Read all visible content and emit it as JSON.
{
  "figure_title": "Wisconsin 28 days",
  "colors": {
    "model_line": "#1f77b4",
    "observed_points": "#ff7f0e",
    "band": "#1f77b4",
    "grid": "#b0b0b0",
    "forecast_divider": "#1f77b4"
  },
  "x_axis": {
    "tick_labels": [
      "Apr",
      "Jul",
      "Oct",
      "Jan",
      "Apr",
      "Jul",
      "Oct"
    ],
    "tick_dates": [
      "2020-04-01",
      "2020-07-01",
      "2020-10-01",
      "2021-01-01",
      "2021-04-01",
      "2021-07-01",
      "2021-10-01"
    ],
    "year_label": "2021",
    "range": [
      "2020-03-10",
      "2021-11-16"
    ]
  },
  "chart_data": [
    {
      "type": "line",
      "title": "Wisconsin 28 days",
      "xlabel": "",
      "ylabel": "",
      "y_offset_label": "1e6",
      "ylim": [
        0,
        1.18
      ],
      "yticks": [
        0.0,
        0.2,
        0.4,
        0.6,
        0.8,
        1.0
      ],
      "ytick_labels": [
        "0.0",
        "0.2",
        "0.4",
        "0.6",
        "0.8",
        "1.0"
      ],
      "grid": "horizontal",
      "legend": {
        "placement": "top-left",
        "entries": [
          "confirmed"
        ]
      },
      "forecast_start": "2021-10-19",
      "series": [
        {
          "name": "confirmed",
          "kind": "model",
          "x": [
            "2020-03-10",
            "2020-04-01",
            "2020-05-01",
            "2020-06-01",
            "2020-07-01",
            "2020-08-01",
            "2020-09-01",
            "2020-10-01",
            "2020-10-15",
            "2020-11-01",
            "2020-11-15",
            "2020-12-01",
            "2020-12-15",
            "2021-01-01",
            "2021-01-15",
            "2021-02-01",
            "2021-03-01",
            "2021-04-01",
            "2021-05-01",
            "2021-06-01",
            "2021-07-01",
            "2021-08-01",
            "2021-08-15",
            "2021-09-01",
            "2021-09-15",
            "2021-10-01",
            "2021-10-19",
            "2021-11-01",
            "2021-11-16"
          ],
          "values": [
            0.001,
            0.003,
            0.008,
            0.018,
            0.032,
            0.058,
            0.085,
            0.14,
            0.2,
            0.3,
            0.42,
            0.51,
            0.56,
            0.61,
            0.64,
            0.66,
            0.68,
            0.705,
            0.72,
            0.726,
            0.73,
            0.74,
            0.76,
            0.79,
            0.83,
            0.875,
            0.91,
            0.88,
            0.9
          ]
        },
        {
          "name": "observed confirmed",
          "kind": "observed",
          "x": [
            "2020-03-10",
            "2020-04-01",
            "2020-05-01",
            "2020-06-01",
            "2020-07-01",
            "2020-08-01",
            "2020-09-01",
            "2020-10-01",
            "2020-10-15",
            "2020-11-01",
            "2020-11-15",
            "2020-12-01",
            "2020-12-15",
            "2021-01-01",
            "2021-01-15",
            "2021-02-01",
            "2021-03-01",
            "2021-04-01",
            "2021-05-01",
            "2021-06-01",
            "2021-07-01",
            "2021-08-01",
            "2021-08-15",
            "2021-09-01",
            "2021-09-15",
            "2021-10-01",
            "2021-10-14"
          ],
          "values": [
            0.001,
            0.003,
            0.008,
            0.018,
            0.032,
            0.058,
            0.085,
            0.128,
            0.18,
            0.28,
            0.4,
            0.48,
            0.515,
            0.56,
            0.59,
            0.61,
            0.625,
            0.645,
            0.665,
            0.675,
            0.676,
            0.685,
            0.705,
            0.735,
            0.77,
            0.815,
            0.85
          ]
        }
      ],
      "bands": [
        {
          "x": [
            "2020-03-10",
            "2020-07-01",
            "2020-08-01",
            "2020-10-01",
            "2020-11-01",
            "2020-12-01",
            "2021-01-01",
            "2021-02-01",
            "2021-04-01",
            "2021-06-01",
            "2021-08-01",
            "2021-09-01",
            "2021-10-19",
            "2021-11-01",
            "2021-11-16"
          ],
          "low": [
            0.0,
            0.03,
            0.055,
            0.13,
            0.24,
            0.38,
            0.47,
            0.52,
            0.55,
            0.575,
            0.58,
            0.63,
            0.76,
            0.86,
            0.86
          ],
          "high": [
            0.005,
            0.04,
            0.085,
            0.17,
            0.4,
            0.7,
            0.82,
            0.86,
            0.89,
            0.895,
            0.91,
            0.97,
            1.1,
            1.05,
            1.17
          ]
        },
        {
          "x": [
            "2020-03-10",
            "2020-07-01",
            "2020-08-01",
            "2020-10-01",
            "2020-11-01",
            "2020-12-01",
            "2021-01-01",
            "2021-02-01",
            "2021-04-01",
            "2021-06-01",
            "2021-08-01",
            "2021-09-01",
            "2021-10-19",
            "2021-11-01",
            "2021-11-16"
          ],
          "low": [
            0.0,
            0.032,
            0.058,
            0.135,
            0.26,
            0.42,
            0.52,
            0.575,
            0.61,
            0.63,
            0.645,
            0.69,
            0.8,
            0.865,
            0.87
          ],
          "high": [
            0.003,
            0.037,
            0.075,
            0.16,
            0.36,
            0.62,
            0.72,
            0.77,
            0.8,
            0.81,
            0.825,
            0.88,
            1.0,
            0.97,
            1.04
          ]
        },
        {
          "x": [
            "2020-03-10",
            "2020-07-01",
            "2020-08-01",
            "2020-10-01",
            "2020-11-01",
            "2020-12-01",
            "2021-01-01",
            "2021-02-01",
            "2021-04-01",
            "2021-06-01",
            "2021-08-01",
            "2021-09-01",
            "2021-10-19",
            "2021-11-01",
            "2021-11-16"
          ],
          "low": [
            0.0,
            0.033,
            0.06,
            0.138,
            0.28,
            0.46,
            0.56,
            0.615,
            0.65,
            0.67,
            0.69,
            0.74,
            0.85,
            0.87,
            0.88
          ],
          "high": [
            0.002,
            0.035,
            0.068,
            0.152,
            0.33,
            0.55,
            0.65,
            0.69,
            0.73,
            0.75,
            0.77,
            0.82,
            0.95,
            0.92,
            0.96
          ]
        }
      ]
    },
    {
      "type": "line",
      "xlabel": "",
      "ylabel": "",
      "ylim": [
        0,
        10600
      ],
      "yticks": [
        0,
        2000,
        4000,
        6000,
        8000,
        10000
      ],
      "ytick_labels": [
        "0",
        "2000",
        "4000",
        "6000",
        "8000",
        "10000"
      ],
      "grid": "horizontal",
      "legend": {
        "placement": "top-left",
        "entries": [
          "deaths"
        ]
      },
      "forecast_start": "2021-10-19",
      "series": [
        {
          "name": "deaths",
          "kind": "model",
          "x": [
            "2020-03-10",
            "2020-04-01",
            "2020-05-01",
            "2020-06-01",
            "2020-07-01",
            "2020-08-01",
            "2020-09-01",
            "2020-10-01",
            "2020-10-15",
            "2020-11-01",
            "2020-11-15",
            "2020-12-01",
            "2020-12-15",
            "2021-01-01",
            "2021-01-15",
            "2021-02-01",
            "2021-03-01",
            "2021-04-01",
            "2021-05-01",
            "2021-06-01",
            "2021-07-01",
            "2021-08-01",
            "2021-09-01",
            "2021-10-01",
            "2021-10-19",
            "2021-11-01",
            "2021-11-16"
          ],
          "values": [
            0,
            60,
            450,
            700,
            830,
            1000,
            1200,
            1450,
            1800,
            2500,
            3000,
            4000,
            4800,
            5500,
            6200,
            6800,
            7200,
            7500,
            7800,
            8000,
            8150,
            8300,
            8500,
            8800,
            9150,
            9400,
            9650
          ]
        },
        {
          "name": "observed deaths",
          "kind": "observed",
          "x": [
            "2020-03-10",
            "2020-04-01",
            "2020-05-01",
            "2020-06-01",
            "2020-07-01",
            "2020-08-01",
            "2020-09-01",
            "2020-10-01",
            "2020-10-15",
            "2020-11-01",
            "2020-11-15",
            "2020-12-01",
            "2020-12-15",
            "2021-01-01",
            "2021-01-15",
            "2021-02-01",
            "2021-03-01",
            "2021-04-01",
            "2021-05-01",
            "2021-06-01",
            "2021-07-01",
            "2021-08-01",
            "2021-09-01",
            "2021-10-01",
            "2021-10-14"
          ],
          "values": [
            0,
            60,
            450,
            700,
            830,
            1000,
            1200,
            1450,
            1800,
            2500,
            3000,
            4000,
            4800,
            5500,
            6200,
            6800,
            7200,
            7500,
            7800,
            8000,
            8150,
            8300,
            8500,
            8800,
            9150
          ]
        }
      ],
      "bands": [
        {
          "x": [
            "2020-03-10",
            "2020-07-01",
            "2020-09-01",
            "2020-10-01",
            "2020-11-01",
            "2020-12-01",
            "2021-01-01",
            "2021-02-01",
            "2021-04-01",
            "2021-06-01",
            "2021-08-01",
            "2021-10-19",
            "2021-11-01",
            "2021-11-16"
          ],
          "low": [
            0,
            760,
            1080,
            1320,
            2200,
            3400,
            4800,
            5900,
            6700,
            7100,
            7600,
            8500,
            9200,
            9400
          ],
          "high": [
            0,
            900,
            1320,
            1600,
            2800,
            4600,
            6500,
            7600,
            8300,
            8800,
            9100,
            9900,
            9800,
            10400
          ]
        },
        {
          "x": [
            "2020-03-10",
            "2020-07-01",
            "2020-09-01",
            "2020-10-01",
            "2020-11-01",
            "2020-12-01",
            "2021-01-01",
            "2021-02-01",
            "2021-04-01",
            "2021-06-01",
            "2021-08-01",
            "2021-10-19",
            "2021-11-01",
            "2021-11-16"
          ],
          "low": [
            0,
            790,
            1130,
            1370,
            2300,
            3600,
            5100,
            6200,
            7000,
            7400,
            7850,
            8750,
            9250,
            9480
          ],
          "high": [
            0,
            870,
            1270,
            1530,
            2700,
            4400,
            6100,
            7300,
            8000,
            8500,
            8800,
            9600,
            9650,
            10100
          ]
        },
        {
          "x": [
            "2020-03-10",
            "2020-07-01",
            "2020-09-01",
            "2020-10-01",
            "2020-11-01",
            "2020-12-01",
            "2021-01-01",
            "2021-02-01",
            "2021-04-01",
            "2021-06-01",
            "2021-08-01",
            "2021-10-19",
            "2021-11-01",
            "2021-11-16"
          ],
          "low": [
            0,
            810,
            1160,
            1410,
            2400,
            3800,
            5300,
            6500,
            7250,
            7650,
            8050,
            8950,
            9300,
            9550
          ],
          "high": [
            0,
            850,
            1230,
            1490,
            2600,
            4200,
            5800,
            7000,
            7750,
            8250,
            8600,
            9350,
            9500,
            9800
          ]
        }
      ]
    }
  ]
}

::::

Locate each line with the word "confirmed" and copy it.

          "confirmed"
          "name": "confirmed",
          "name": "observed confirmed",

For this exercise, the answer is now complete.